— PROBLEM REQUIREMENTS —
Write only the number of lines in the records beneath that hold "ylabel".

— EXTRACTED MATERIAL —

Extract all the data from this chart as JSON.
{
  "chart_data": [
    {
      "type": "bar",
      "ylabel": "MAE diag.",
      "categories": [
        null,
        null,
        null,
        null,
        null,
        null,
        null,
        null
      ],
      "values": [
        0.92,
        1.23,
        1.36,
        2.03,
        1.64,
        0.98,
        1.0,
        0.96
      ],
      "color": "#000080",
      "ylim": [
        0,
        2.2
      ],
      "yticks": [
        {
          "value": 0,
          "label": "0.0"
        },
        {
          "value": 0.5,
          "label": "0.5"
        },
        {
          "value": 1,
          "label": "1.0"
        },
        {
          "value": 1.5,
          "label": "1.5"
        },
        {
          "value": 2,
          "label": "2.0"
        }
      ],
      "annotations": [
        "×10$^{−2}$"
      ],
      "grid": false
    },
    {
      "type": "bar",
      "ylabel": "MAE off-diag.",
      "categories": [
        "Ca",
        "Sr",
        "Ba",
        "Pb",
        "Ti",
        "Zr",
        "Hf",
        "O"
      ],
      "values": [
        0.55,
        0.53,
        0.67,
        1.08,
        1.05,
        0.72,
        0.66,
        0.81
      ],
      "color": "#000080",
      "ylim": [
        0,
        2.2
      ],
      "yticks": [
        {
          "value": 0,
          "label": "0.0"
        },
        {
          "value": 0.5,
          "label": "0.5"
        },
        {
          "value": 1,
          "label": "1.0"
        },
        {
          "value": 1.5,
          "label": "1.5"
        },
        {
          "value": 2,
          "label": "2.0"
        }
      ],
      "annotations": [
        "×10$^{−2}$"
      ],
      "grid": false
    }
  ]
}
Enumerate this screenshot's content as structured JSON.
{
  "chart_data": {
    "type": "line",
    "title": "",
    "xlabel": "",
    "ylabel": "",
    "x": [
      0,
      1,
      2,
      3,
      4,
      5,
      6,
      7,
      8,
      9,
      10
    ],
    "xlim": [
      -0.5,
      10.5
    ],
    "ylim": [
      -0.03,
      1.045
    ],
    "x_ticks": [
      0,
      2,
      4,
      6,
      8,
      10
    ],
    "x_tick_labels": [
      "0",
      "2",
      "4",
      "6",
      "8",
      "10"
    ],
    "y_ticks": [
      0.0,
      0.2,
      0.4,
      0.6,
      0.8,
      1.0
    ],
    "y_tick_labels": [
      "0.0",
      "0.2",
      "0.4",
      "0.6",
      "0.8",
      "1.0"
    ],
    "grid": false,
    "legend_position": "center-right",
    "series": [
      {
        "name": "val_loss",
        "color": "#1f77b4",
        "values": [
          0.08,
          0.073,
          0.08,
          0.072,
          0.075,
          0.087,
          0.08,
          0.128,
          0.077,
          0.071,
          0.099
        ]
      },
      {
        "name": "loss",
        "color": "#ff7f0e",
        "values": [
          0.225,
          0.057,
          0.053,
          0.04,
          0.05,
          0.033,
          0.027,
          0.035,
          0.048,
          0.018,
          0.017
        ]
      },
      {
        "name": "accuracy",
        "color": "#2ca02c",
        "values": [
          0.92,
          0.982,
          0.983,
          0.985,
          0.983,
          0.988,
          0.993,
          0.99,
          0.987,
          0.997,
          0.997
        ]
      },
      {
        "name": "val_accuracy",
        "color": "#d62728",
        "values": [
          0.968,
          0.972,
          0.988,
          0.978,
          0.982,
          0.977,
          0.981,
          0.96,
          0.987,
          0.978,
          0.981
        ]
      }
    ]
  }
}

— SOLUTION FOR THIS EXERCISE —
3